SET PROBLEM:
Faithfully return all lines, omitting every embedded picture.

RECORD EXCERPTS:
- - - -

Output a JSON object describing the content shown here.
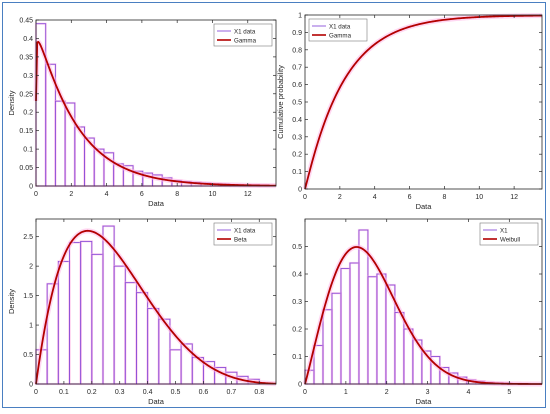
{
  "chart_data": [
    {
      "type": "bar",
      "panel": "top-left",
      "xlabel": "Data",
      "ylabel": "Density",
      "xlim": [
        0,
        13.6
      ],
      "ylim": [
        0,
        0.45
      ],
      "xticks": [
        0,
        2,
        4,
        6,
        8,
        10,
        12
      ],
      "yticks": [
        0,
        0.05,
        0.1,
        0.15,
        0.2,
        0.25,
        0.3,
        0.35,
        0.4,
        0.45
      ],
      "bin_edges": [
        0,
        0.55,
        1.1,
        1.65,
        2.2,
        2.75,
        3.3,
        3.85,
        4.4,
        4.95,
        5.5,
        6.05,
        6.6,
        7.15,
        7.7,
        8.25,
        8.8,
        9.35,
        9.9,
        10.45,
        11.0,
        11.55,
        12.1,
        12.65,
        13.2
      ],
      "values": [
        0.44,
        0.33,
        0.23,
        0.225,
        0.16,
        0.13,
        0.1,
        0.09,
        0.06,
        0.055,
        0.04,
        0.035,
        0.03,
        0.022,
        0.015,
        0.012,
        0.01,
        0.008,
        0.006,
        0.005,
        0.004,
        0.003,
        0.003,
        0.002
      ],
      "curve": {
        "kind": "gamma",
        "shape": 1.05,
        "scale": 2.15
      },
      "legend": [
        "X1 data",
        "Gamma"
      ],
      "legend_location": "top-right",
      "grid": false
    },
    {
      "type": "line",
      "panel": "top-right",
      "xlabel": "Data",
      "ylabel": "Cumulative probability",
      "xlim": [
        0,
        13.6
      ],
      "ylim": [
        0,
        1
      ],
      "xticks": [
        0,
        2,
        4,
        6,
        8,
        10,
        12
      ],
      "yticks": [
        0,
        0.1,
        0.2,
        0.3,
        0.4,
        0.5,
        0.6,
        0.7,
        0.8,
        0.9,
        1
      ],
      "curve": {
        "kind": "gamma_cdf",
        "shape": 1.05,
        "scale": 2.15
      },
      "legend": [
        "X1 data",
        "Gamma"
      ],
      "legend_location": "top-left",
      "grid": false
    },
    {
      "type": "bar",
      "panel": "bottom-left",
      "xlabel": "Data",
      "ylabel": "Density",
      "xlim": [
        0,
        0.86
      ],
      "ylim": [
        0,
        2.8
      ],
      "xticks": [
        0,
        0.1,
        0.2,
        0.3,
        0.4,
        0.5,
        0.6,
        0.7,
        0.8
      ],
      "yticks": [
        0,
        0.5,
        1,
        1.5,
        2,
        2.5
      ],
      "bin_edges": [
        0,
        0.04,
        0.08,
        0.12,
        0.16,
        0.2,
        0.24,
        0.28,
        0.32,
        0.36,
        0.4,
        0.44,
        0.48,
        0.52,
        0.56,
        0.6,
        0.64,
        0.68,
        0.72,
        0.76,
        0.8
      ],
      "values": [
        0.58,
        1.7,
        2.08,
        2.4,
        2.42,
        2.2,
        2.68,
        2.0,
        1.72,
        1.55,
        1.28,
        1.1,
        0.58,
        0.68,
        0.45,
        0.38,
        0.28,
        0.2,
        0.13,
        0.08
      ],
      "curve": {
        "kind": "beta",
        "a": 2.0,
        "b": 5.4
      },
      "legend": [
        "X1 data",
        "Beta"
      ],
      "legend_location": "top-right",
      "grid": false
    },
    {
      "type": "bar",
      "panel": "bottom-right",
      "xlabel": "Data",
      "ylabel": "",
      "xlim": [
        0,
        5.8
      ],
      "ylim": [
        0,
        0.6
      ],
      "xticks": [
        0,
        1,
        2,
        3,
        4,
        5
      ],
      "yticks": [
        0,
        0.1,
        0.2,
        0.3,
        0.4,
        0.5
      ],
      "bin_edges": [
        0,
        0.22,
        0.44,
        0.66,
        0.88,
        1.1,
        1.32,
        1.54,
        1.76,
        1.98,
        2.2,
        2.42,
        2.64,
        2.86,
        3.08,
        3.3,
        3.52,
        3.74,
        3.96,
        4.18,
        4.4,
        4.62,
        4.84,
        5.06,
        5.28,
        5.5
      ],
      "values": [
        0.05,
        0.14,
        0.27,
        0.33,
        0.42,
        0.44,
        0.56,
        0.39,
        0.4,
        0.36,
        0.26,
        0.2,
        0.16,
        0.12,
        0.1,
        0.06,
        0.04,
        0.025,
        0.015,
        0.01,
        0.006,
        0.004,
        0.003,
        0.002,
        0.001
      ],
      "curve": {
        "kind": "weibull",
        "scale": 1.75,
        "shape": 2.05
      },
      "legend": [
        "X1",
        "Weibull"
      ],
      "legend_location": "top-right",
      "grid": false
    }
  ],
  "colors": {
    "bar_edge": "#8a4fd8",
    "curve": "#b30000",
    "halo": "#ffb6e8",
    "axis": "#262626",
    "frame": "#4a7fc1"
  }
}
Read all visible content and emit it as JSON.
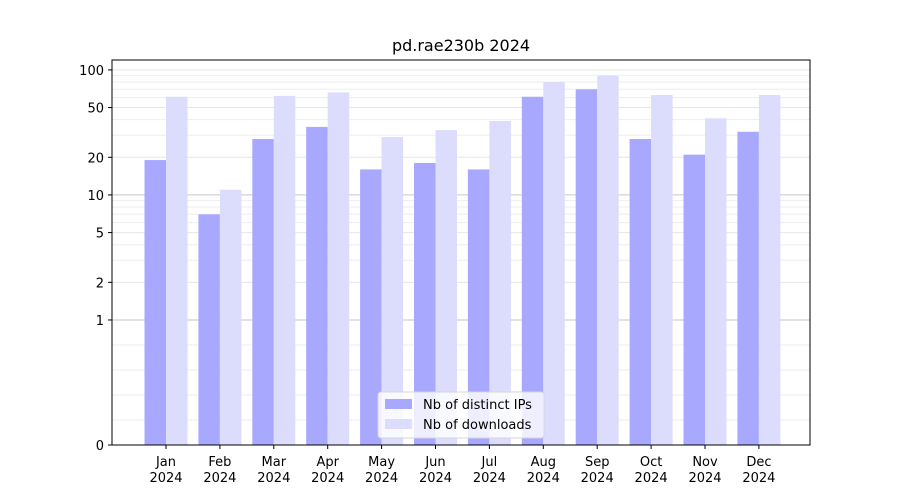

- - - -

FULL ANSWER:
Output a JSON object describing the content shown here.
{
  "chart_data": [
    {
      "type": "bar",
      "panel": "top-left",
      "xlabel": "Data",
      "ylabel": "Density",
      "xlim": [
        0,
        13.6
      ],
      "ylim": [
        0,
        0.45
      ],
      "xticks": [
        0,
        2,
        4,
        6,
        8,
        10,
        12
      ],
      "yticks": [
        0,
        0.05,
        0.1,
        0.15,
        0.2,
        0.25,
        0.3,
        0.35,
        0.4,
        0.45
      ],
      "bin_edges": [
        0,
        0.55,
        1.1,
        1.65,
        2.2,
        2.75,
        3.3,
        3.85,
        4.4,
        4.95,
        5.5,
        6.05,
        6.6,
        7.15,
        7.7,
        8.25,
        8.8,
        9.35,
        9.9,
        10.45,
        11.0,
        11.55,
        12.1,
        12.65,
        13.2
      ],
      "values": [
        0.44,
        0.33,
        0.23,
        0.225,
        0.16,
        0.13,
        0.1,
        0.09,
        0.06,
        0.055,
        0.04,
        0.035,
        0.03,
        0.022,
        0.015,
        0.012,
        0.01,
        0.008,
        0.006,
        0.005,
        0.004,
        0.003,
        0.003,
        0.002
      ],
      "curve": {
        "kind": "gamma",
        "shape": 1.05,
        "scale": 2.15
      },
      "legend": [
        "X1 data",
        "Gamma"
      ],
      "legend_location": "top-right",
      "grid": false
    },
    {
      "type": "line",
      "panel": "top-right",
      "xlabel": "Data",
      "ylabel": "Cumulative probability",
      "xlim": [
        0,
        13.6
      ],
      "ylim": [
        0,
        1
      ],
      "xticks": [
        0,
        2,
        4,
        6,
        8,
        10,
        12
      ],
      "yticks": [
        0,
        0.1,
        0.2,
        0.3,
        0.4,
        0.5,
        0.6,
        0.7,
        0.8,
        0.9,
        1
      ],
      "curve": {
        "kind": "gamma_cdf",
        "shape": 1.05,
        "scale": 2.15
      },
      "legend": [
        "X1 data",
        "Gamma"
      ],
      "legend_location": "top-left",
      "grid": false
    },
    {
      "type": "bar",
      "panel": "bottom-left",
      "xlabel": "Data",
      "ylabel": "Density",
      "xlim": [
        0,
        0.86
      ],
      "ylim": [
        0,
        2.8
      ],
      "xticks": [
        0,
        0.1,
        0.2,
        0.3,
        0.4,
        0.5,
        0.6,
        0.7,
        0.8
      ],
      "yticks": [
        0,
        0.5,
        1,
        1.5,
        2,
        2.5
      ],
      "bin_edges": [
        0,
        0.04,
        0.08,
        0.12,
        0.16,
        0.2,
        0.24,
        0.28,
        0.32,
        0.36,
        0.4,
        0.44,
        0.48,
        0.52,
        0.56,
        0.6,
        0.64,
        0.68,
        0.72,
        0.76,
        0.8
      ],
      "values": [
        0.58,
        1.7,
        2.08,
        2.4,
        2.42,
        2.2,
        2.68,
        2.0,
        1.72,
        1.55,
        1.28,
        1.1,
        0.58,
        0.68,
        0.45,
        0.38,
        0.28,
        0.2,
        0.13,
        0.08
      ],
      "curve": {
        "kind": "beta",
        "a": 2.0,
        "b": 5.4
      },
      "legend": [
        "X1 data",
        "Beta"
      ],
      "legend_location": "top-right",
      "grid": false
    },
    {
      "type": "bar",
      "panel": "bottom-right",
      "xlabel": "Data",
      "ylabel": "",
      "xlim": [
        0,
        5.8
      ],
      "ylim": [
        0,
        0.6
      ],
      "xticks": [
        0,
        1,
        2,
        3,
        4,
        5
      ],
      "yticks": [
        0,
        0.1,
        0.2,
        0.3,
        0.4,
        0.5
      ],
      "bin_edges": [
        0,
        0.22,
        0.44,
        0.66,
        0.88,
        1.1,
        1.32,
        1.54,
        1.76,
        1.98,
        2.2,
        2.42,
        2.64,
        2.86,
        3.08,
        3.3,
        3.52,
        3.74,
        3.96,
        4.18,
        4.4,
        4.62,
        4.84,
        5.06,
        5.28,
        5.5
      ],
      "values": [
        0.05,
        0.14,
        0.27,
        0.33,
        0.42,
        0.44,
        0.56,
        0.39,
        0.4,
        0.36,
        0.26,
        0.2,
        0.16,
        0.12,
        0.1,
        0.06,
        0.04,
        0.025,
        0.015,
        0.01,
        0.006,
        0.004,
        0.003,
        0.002,
        0.001
      ],
      "curve": {
        "kind": "weibull",
        "scale": 1.75,
        "shape": 2.05
      },
      "legend": [
        "X1",
        "Weibull"
      ],
      "legend_location": "top-right",
      "grid": false
    }
  ],
  "colors": {
    "bar_edge": "#8a4fd8",
    "curve": "#b30000",
    "halo": "#ffb6e8",
    "axis": "#262626",
    "frame": "#4a7fc1"
  }
}
Read all visible content and emit it as JSON.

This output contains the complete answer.